**Given task:** Each line of the data that includes the string "content" is to be copied out.

Extracted records:
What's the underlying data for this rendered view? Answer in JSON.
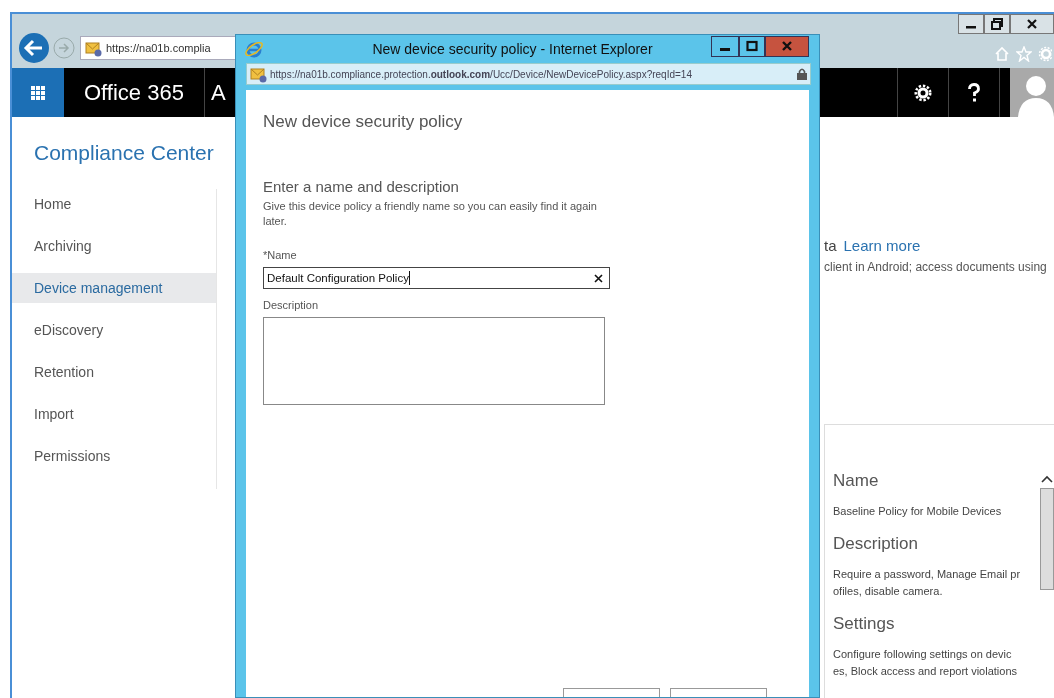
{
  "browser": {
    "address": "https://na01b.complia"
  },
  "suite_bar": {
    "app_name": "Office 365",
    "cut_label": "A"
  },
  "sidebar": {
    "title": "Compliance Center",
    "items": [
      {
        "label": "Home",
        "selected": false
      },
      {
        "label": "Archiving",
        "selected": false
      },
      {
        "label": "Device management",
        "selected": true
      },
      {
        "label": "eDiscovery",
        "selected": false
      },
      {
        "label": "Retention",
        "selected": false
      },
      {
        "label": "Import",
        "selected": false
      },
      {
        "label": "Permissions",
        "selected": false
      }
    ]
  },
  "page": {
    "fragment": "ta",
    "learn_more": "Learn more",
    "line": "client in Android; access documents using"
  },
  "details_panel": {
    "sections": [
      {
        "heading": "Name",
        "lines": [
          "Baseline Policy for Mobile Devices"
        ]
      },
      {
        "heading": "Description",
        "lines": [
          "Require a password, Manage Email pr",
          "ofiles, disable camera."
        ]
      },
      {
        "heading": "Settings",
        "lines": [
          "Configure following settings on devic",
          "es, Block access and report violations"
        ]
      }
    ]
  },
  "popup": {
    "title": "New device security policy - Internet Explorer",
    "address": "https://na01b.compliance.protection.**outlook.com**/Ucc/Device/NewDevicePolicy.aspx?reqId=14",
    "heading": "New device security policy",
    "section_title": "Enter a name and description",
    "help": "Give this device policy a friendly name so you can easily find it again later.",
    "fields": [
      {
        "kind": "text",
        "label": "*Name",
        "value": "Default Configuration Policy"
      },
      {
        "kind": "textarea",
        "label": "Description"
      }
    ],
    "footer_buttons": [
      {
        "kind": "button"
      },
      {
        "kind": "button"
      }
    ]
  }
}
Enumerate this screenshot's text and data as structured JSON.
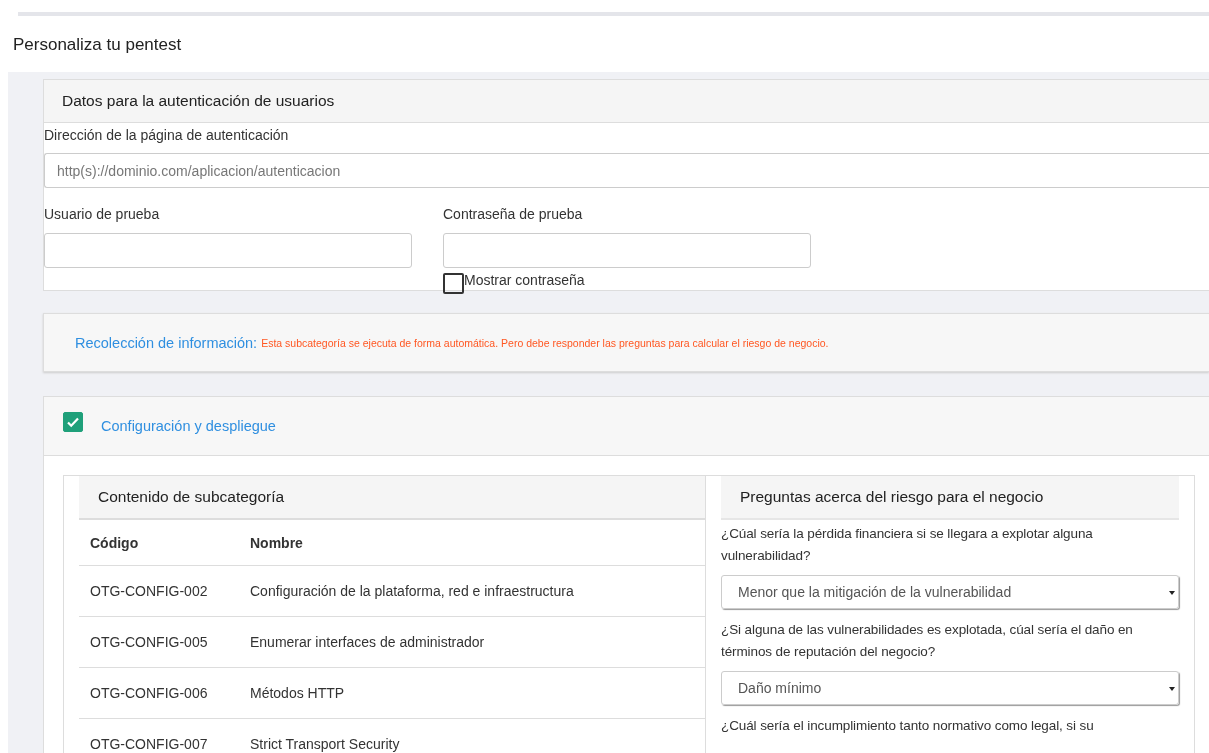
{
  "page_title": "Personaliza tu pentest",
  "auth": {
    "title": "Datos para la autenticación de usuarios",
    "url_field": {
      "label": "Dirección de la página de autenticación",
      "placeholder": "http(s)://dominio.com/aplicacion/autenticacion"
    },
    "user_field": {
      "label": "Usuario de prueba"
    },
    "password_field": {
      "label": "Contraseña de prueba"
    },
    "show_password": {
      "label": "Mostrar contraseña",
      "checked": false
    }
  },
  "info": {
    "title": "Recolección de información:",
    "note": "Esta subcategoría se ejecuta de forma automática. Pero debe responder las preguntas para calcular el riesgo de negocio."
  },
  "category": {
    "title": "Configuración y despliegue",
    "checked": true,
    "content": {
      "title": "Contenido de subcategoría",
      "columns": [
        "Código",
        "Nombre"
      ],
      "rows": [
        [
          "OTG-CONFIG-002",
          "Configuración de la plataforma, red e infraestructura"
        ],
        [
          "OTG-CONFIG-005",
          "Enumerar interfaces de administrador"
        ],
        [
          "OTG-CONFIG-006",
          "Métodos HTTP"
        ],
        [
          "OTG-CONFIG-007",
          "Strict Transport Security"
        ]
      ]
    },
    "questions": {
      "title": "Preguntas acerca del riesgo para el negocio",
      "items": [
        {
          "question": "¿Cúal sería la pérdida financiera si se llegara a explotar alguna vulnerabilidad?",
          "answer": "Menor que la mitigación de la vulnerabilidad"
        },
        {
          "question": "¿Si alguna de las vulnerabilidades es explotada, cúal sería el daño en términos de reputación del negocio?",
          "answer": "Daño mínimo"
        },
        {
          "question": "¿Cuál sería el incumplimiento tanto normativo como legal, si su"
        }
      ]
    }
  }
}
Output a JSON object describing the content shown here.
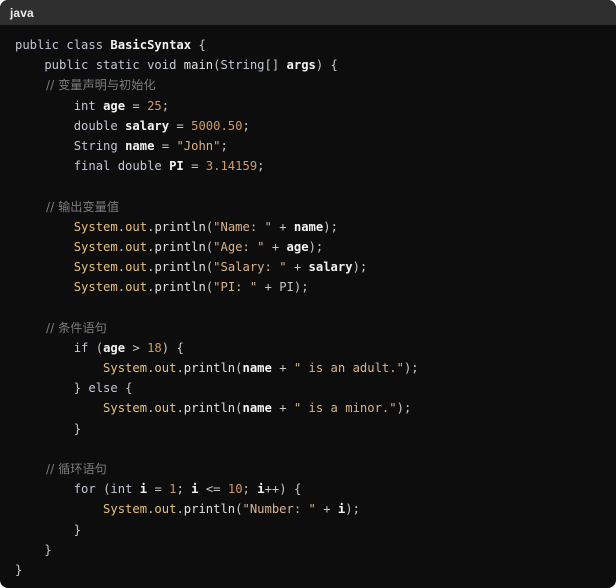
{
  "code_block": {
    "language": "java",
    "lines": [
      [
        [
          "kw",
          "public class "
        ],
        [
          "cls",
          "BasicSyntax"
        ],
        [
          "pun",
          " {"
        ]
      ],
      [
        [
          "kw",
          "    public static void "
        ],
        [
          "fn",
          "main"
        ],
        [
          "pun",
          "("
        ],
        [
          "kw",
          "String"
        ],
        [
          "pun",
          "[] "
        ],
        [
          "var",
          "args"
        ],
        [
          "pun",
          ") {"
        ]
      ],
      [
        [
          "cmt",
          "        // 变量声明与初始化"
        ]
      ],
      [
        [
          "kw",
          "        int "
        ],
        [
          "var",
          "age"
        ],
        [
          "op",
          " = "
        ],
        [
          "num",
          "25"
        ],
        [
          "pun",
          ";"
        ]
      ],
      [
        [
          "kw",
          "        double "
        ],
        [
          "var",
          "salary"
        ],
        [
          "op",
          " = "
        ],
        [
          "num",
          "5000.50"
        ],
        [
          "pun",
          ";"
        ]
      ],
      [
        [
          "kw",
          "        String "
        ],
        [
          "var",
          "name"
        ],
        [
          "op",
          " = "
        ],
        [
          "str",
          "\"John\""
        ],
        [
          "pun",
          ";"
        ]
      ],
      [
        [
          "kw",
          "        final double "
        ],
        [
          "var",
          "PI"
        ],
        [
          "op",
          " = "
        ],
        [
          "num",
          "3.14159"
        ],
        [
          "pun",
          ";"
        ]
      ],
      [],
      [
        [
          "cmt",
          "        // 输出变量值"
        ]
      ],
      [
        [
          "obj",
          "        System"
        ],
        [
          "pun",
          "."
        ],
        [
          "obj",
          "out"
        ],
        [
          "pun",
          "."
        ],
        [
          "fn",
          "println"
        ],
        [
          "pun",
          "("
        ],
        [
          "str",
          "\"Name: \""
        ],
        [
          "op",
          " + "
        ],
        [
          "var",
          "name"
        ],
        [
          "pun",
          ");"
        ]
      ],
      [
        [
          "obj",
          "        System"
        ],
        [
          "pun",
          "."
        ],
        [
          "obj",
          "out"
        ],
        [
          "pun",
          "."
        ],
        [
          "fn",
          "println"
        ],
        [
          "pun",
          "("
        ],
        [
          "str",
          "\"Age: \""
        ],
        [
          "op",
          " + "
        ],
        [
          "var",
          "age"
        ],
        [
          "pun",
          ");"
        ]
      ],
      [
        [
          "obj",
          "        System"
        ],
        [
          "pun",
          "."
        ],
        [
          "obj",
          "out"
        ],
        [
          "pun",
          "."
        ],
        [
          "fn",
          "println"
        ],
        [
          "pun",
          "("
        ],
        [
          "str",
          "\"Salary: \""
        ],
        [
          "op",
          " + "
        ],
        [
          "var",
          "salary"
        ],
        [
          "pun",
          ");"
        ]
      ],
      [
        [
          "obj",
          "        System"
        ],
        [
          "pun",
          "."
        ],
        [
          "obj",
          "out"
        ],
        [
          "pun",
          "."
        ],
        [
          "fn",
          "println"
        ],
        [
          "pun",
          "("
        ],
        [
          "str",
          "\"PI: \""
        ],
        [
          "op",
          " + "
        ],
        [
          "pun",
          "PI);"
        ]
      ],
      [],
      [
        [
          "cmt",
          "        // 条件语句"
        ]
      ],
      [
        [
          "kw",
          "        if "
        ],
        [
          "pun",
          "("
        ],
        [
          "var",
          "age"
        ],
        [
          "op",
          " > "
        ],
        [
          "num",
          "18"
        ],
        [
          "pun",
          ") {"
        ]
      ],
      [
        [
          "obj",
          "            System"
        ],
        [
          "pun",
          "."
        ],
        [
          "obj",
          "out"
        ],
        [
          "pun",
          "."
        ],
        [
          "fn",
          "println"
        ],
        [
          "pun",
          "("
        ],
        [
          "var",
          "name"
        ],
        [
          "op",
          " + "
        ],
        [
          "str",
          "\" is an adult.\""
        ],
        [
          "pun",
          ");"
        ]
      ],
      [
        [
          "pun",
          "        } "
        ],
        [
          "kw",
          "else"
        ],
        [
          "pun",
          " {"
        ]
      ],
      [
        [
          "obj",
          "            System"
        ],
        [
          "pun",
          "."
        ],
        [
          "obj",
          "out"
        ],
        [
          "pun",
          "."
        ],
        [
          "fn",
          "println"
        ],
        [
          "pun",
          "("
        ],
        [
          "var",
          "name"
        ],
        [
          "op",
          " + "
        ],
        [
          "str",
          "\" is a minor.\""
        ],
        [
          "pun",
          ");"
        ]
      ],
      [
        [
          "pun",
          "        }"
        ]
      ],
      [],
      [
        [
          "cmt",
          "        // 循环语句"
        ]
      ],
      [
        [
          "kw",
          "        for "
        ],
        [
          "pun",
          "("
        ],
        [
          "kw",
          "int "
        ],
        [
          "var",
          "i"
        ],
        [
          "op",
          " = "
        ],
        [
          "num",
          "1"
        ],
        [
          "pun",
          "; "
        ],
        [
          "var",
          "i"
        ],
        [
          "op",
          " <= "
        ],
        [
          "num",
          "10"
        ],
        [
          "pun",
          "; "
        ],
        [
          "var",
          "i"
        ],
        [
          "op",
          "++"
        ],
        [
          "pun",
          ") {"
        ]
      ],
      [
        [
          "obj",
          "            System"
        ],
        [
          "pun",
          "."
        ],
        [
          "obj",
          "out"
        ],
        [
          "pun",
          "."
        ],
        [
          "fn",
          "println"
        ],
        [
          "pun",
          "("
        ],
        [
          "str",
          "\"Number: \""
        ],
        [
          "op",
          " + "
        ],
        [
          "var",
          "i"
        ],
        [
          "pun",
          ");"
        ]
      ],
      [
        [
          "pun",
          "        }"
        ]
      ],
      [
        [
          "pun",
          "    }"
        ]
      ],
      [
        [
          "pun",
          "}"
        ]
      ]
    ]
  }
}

**Solved problem:**
    "content": {
Output a JSON object describing the content shown here.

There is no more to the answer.